- **Work required**
Any pictures should be left out; please print exactly the lines between the line with "Output a JSON" and the line with "Transcribe this image's", inclusive.

- **Recorded information**
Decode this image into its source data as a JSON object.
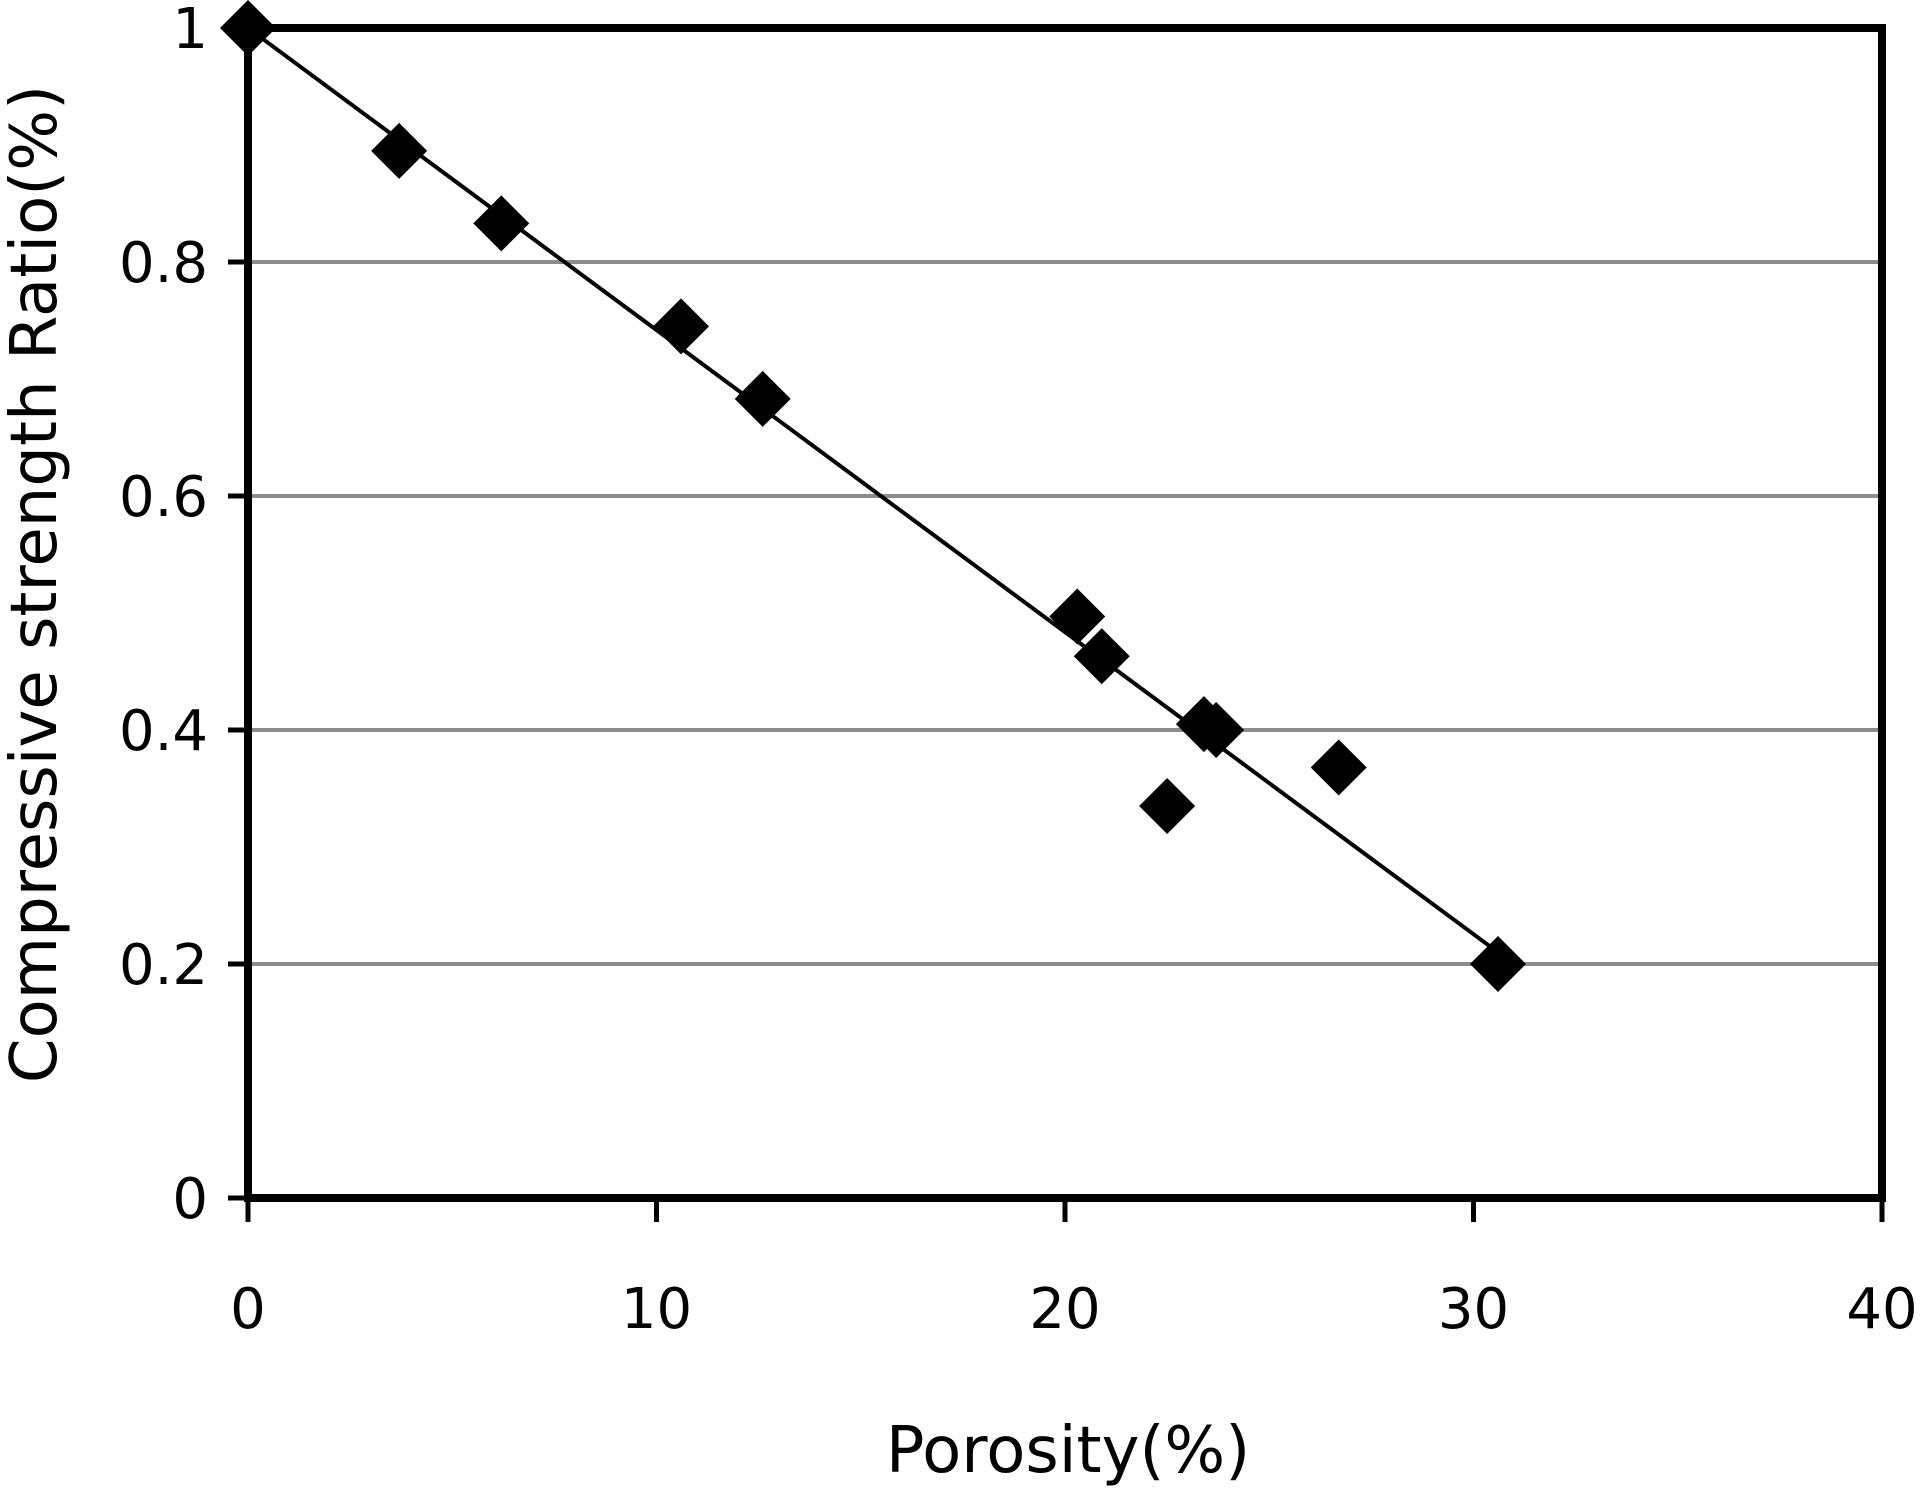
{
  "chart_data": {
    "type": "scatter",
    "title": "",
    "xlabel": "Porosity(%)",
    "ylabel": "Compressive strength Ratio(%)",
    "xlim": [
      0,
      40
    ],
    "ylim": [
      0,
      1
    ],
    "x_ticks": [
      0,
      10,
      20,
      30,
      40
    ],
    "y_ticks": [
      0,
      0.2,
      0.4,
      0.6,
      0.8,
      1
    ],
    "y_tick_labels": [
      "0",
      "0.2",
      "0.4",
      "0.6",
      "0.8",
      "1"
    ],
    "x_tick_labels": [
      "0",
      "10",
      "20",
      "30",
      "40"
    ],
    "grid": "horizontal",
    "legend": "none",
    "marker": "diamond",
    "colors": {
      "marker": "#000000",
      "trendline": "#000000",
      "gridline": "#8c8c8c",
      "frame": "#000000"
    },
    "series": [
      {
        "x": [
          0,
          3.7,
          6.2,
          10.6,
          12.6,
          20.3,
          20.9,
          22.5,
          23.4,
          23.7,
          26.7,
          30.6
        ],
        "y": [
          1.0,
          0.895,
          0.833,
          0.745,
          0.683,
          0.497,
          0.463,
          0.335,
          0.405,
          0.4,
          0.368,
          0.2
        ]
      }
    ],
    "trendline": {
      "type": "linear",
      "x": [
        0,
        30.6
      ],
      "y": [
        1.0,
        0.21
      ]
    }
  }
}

==

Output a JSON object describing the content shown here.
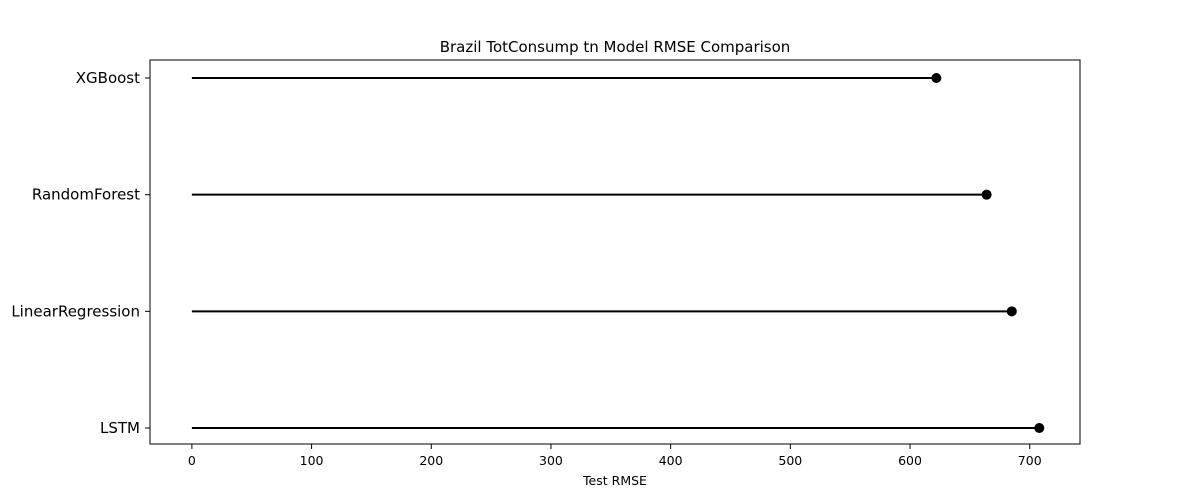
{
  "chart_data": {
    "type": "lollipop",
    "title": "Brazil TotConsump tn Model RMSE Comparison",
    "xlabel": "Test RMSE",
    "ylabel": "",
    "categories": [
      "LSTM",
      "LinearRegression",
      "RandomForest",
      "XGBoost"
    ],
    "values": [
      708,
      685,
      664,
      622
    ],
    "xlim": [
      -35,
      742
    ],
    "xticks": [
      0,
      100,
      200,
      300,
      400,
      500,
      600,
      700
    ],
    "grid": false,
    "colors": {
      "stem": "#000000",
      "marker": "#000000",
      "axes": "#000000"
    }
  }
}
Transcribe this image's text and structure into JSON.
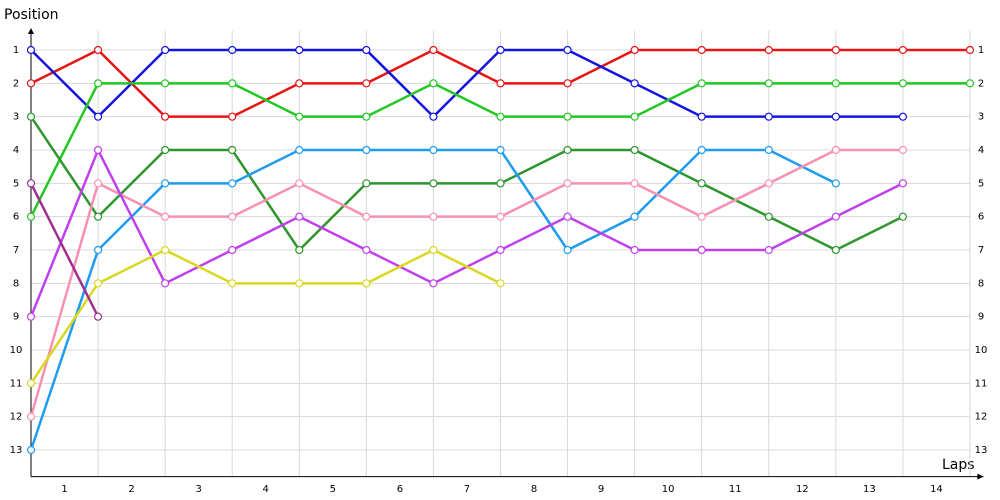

- **Answer to the task**
Output a JSON object describing the content shown here.
{
  "chart_data": {
    "type": "lollipop",
    "title": "Brazil TotConsump tn Model RMSE Comparison",
    "xlabel": "Test RMSE",
    "ylabel": "",
    "categories": [
      "LSTM",
      "LinearRegression",
      "RandomForest",
      "XGBoost"
    ],
    "values": [
      708,
      685,
      664,
      622
    ],
    "xlim": [
      -35,
      742
    ],
    "xticks": [
      0,
      100,
      200,
      300,
      400,
      500,
      600,
      700
    ],
    "grid": false,
    "colors": {
      "stem": "#000000",
      "marker": "#000000",
      "axes": "#000000"
    }
  }
}
Transcribe this image's text and structure into JSON.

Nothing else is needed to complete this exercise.